* [Task requirements]: Quote the entries word for word. Omit the pictures.

━━━━━━

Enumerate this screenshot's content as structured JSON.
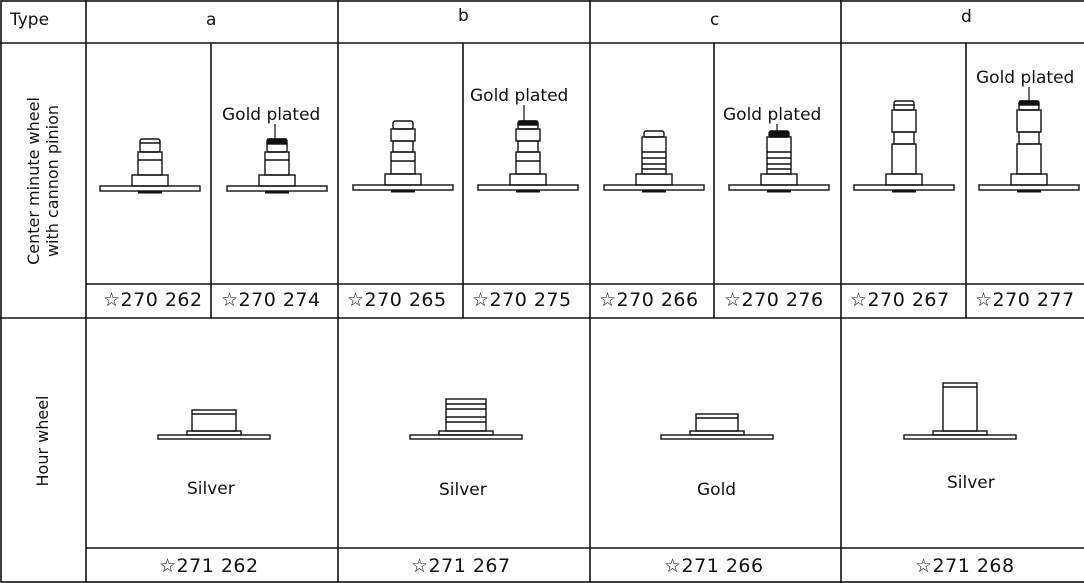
{
  "header": {
    "type_label": "Type",
    "types": [
      "a",
      "b",
      "c",
      "d"
    ]
  },
  "rows": {
    "center_label_line1": "Center minute wheel",
    "center_label_line2": "with cannon pinion",
    "hour_label": "Hour wheel"
  },
  "center_wheels": [
    {
      "part_no": "☆270 262",
      "finish": ""
    },
    {
      "part_no": "☆270 274",
      "finish": "Gold plated"
    },
    {
      "part_no": "☆270 265",
      "finish": ""
    },
    {
      "part_no": "☆270 275",
      "finish": "Gold plated"
    },
    {
      "part_no": "☆270 266",
      "finish": ""
    },
    {
      "part_no": "☆270 276",
      "finish": "Gold plated"
    },
    {
      "part_no": "☆270 267",
      "finish": ""
    },
    {
      "part_no": "☆270 277",
      "finish": "Gold plated"
    }
  ],
  "hour_wheels": [
    {
      "part_no": "☆271 262",
      "color": "Silver"
    },
    {
      "part_no": "☆271 267",
      "color": "Silver"
    },
    {
      "part_no": "☆271 266",
      "color": "Gold"
    },
    {
      "part_no": "☆271 268",
      "color": "Silver"
    }
  ]
}
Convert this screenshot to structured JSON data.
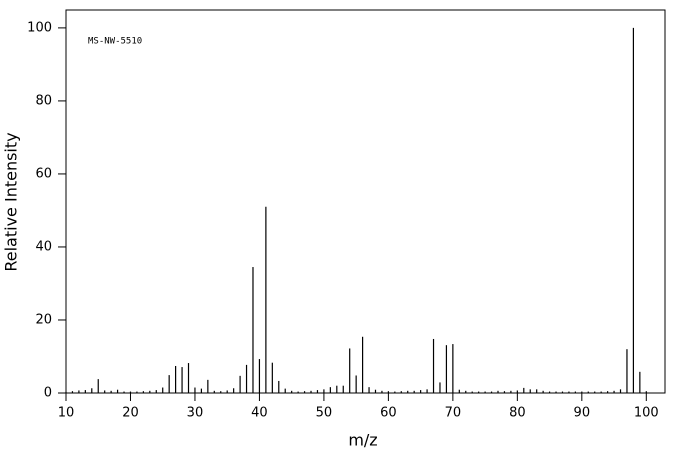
{
  "chart_data": {
    "type": "stem",
    "annotation": "MS-NW-5510",
    "xlabel": "m/z",
    "ylabel": "Relative Intensity",
    "color": "#000000",
    "x": [
      10,
      11,
      12,
      13,
      14,
      15,
      16,
      17,
      18,
      19,
      20,
      21,
      22,
      23,
      24,
      25,
      26,
      27,
      28,
      29,
      30,
      31,
      32,
      33,
      34,
      35,
      36,
      37,
      38,
      39,
      40,
      41,
      42,
      43,
      44,
      45,
      46,
      47,
      48,
      49,
      50,
      51,
      52,
      53,
      54,
      55,
      56,
      57,
      58,
      59,
      60,
      61,
      62,
      63,
      64,
      65,
      66,
      67,
      68,
      69,
      70,
      71,
      72,
      73,
      74,
      75,
      76,
      77,
      78,
      79,
      80,
      81,
      82,
      83,
      84,
      85,
      86,
      87,
      88,
      89,
      90,
      91,
      92,
      93,
      94,
      95,
      96,
      97,
      98,
      99,
      100
    ],
    "values": [
      0.3,
      0.5,
      0.7,
      0.8,
      1.3,
      3.8,
      0.7,
      0.6,
      0.9,
      0.4,
      0.4,
      0.4,
      0.5,
      0.6,
      0.8,
      1.5,
      4.9,
      7.4,
      7.1,
      8.2,
      1.5,
      1.2,
      3.6,
      0.6,
      0.5,
      0.7,
      1.3,
      4.7,
      7.7,
      34.5,
      9.3,
      51,
      8.3,
      3.3,
      1.2,
      0.6,
      0.4,
      0.5,
      0.6,
      0.8,
      1.0,
      1.6,
      2.0,
      2.0,
      12.2,
      4.8,
      15.4,
      1.6,
      0.9,
      0.6,
      0.5,
      0.4,
      0.5,
      0.6,
      0.6,
      0.8,
      1.0,
      14.8,
      2.9,
      13.1,
      13.4,
      0.9,
      0.6,
      0.4,
      0.4,
      0.4,
      0.4,
      0.6,
      0.5,
      0.6,
      0.7,
      1.4,
      1.0,
      1.0,
      0.6,
      0.4,
      0.4,
      0.4,
      0.4,
      0.4,
      0.4,
      0.4,
      0.4,
      0.4,
      0.5,
      0.6,
      1.0,
      12,
      100,
      5.8,
      0.5
    ],
    "xlim": [
      10,
      102.9
    ],
    "xticks": [
      10,
      20,
      30,
      40,
      50,
      60,
      70,
      80,
      90,
      100
    ],
    "ylim": [
      0,
      104.9
    ],
    "yticks": [
      0,
      20,
      40,
      60,
      80,
      100
    ]
  }
}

━━━━━━

* [Final result]:
Enumerate this screenshot's content as structured JSON.
{
  "header": {
    "type_label": "Type",
    "types": [
      "a",
      "b",
      "c",
      "d"
    ]
  },
  "rows": {
    "center_label_line1": "Center minute wheel",
    "center_label_line2": "with cannon pinion",
    "hour_label": "Hour wheel"
  },
  "center_wheels": [
    {
      "part_no": "☆270 262",
      "finish": ""
    },
    {
      "part_no": "☆270 274",
      "finish": "Gold plated"
    },
    {
      "part_no": "☆270 265",
      "finish": ""
    },
    {
      "part_no": "☆270 275",
      "finish": "Gold plated"
    },
    {
      "part_no": "☆270 266",
      "finish": ""
    },
    {
      "part_no": "☆270 276",
      "finish": "Gold plated"
    },
    {
      "part_no": "☆270 267",
      "finish": ""
    },
    {
      "part_no": "☆270 277",
      "finish": "Gold plated"
    }
  ],
  "hour_wheels": [
    {
      "part_no": "☆271 262",
      "color": "Silver"
    },
    {
      "part_no": "☆271 267",
      "color": "Silver"
    },
    {
      "part_no": "☆271 266",
      "color": "Gold"
    },
    {
      "part_no": "☆271 268",
      "color": "Silver"
    }
  ]
}
Convert this screenshot to structured JSON data.
{
  "chart_data": {
    "type": "stem",
    "annotation": "MS-NW-5510",
    "xlabel": "m/z",
    "ylabel": "Relative Intensity",
    "color": "#000000",
    "x": [
      10,
      11,
      12,
      13,
      14,
      15,
      16,
      17,
      18,
      19,
      20,
      21,
      22,
      23,
      24,
      25,
      26,
      27,
      28,
      29,
      30,
      31,
      32,
      33,
      34,
      35,
      36,
      37,
      38,
      39,
      40,
      41,
      42,
      43,
      44,
      45,
      46,
      47,
      48,
      49,
      50,
      51,
      52,
      53,
      54,
      55,
      56,
      57,
      58,
      59,
      60,
      61,
      62,
      63,
      64,
      65,
      66,
      67,
      68,
      69,
      70,
      71,
      72,
      73,
      74,
      75,
      76,
      77,
      78,
      79,
      80,
      81,
      82,
      83,
      84,
      85,
      86,
      87,
      88,
      89,
      90,
      91,
      92,
      93,
      94,
      95,
      96,
      97,
      98,
      99,
      100
    ],
    "values": [
      0.3,
      0.5,
      0.7,
      0.8,
      1.3,
      3.8,
      0.7,
      0.6,
      0.9,
      0.4,
      0.4,
      0.4,
      0.5,
      0.6,
      0.8,
      1.5,
      4.9,
      7.4,
      7.1,
      8.2,
      1.5,
      1.2,
      3.6,
      0.6,
      0.5,
      0.7,
      1.3,
      4.7,
      7.7,
      34.5,
      9.3,
      51,
      8.3,
      3.3,
      1.2,
      0.6,
      0.4,
      0.5,
      0.6,
      0.8,
      1.0,
      1.6,
      2.0,
      2.0,
      12.2,
      4.8,
      15.4,
      1.6,
      0.9,
      0.6,
      0.5,
      0.4,
      0.5,
      0.6,
      0.6,
      0.8,
      1.0,
      14.8,
      2.9,
      13.1,
      13.4,
      0.9,
      0.6,
      0.4,
      0.4,
      0.4,
      0.4,
      0.6,
      0.5,
      0.6,
      0.7,
      1.4,
      1.0,
      1.0,
      0.6,
      0.4,
      0.4,
      0.4,
      0.4,
      0.4,
      0.4,
      0.4,
      0.4,
      0.4,
      0.5,
      0.6,
      1.0,
      12,
      100,
      5.8,
      0.5
    ],
    "xlim": [
      10,
      102.9
    ],
    "xticks": [
      10,
      20,
      30,
      40,
      50,
      60,
      70,
      80,
      90,
      100
    ],
    "ylim": [
      0,
      104.9
    ],
    "yticks": [
      0,
      20,
      40,
      60,
      80,
      100
    ]
  }
}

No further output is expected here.